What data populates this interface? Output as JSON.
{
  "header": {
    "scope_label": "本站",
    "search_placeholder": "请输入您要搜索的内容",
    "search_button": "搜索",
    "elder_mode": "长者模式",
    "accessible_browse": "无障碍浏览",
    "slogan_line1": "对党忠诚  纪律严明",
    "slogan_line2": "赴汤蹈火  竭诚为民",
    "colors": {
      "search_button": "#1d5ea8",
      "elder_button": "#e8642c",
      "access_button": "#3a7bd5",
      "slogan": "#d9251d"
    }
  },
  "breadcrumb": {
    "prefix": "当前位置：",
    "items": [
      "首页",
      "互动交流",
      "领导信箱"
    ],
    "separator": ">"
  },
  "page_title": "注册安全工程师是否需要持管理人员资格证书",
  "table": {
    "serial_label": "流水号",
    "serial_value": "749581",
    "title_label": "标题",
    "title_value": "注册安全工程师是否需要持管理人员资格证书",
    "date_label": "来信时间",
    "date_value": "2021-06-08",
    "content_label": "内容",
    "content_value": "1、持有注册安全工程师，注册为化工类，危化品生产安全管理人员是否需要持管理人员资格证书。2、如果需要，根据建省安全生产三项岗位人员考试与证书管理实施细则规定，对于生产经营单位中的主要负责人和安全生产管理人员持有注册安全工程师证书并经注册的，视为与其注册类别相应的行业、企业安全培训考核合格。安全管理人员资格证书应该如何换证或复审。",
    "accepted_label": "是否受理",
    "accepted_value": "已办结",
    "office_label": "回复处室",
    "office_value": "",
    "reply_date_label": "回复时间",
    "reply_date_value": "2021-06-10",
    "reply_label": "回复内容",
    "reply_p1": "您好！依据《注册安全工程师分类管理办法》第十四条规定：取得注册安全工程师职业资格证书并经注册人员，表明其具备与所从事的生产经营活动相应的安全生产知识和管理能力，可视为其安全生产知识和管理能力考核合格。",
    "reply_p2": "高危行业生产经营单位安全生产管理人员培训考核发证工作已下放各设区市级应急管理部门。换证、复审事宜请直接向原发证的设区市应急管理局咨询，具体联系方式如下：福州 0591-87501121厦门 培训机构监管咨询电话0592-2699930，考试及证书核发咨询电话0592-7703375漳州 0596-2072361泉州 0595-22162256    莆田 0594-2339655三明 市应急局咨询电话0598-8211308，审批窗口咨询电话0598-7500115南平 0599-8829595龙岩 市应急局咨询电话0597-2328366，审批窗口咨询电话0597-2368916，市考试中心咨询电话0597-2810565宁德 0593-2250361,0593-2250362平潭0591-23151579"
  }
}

## YOUR OBJECTIVE
Copy the material above verbatim.

## SOLUTION FOR THIS TASK
What data populates this interface? Output as JSON.
{
  "header": {
    "scope_label": "本站",
    "search_placeholder": "请输入您要搜索的内容",
    "search_button": "搜索",
    "elder_mode": "长者模式",
    "accessible_browse": "无障碍浏览",
    "slogan_line1": "对党忠诚  纪律严明",
    "slogan_line2": "赴汤蹈火  竭诚为民",
    "colors": {
      "search_button": "#1d5ea8",
      "elder_button": "#e8642c",
      "access_button": "#3a7bd5",
      "slogan": "#d9251d"
    }
  },
  "breadcrumb": {
    "prefix": "当前位置：",
    "items": [
      "首页",
      "互动交流",
      "领导信箱"
    ],
    "separator": ">"
  },
  "page_title": "注册安全工程师是否需要持管理人员资格证书",
  "table": {
    "serial_label": "流水号",
    "serial_value": "749581",
    "title_label": "标题",
    "title_value": "注册安全工程师是否需要持管理人员资格证书",
    "date_label": "来信时间",
    "date_value": "2021-06-08",
    "content_label": "内容",
    "content_value": "1、持有注册安全工程师，注册为化工类，危化品生产安全管理人员是否需要持管理人员资格证书。2、如果需要，根据建省安全生产三项岗位人员考试与证书管理实施细则规定，对于生产经营单位中的主要负责人和安全生产管理人员持有注册安全工程师证书并经注册的，视为与其注册类别相应的行业、企业安全培训考核合格。安全管理人员资格证书应该如何换证或复审。",
    "accepted_label": "是否受理",
    "accepted_value": "已办结",
    "office_label": "回复处室",
    "office_value": "",
    "reply_date_label": "回复时间",
    "reply_date_value": "2021-06-10",
    "reply_label": "回复内容",
    "reply_p1": "您好！依据《注册安全工程师分类管理办法》第十四条规定：取得注册安全工程师职业资格证书并经注册人员，表明其具备与所从事的生产经营活动相应的安全生产知识和管理能力，可视为其安全生产知识和管理能力考核合格。",
    "reply_p2": "高危行业生产经营单位安全生产管理人员培训考核发证工作已下放各设区市级应急管理部门。换证、复审事宜请直接向原发证的设区市应急管理局咨询，具体联系方式如下：福州 0591-87501121厦门 培训机构监管咨询电话0592-2699930，考试及证书核发咨询电话0592-7703375漳州 0596-2072361泉州 0595-22162256    莆田 0594-2339655三明 市应急局咨询电话0598-8211308，审批窗口咨询电话0598-7500115南平 0599-8829595龙岩 市应急局咨询电话0597-2328366，审批窗口咨询电话0597-2368916，市考试中心咨询电话0597-2810565宁德 0593-2250361,0593-2250362平潭0591-23151579"
  }
}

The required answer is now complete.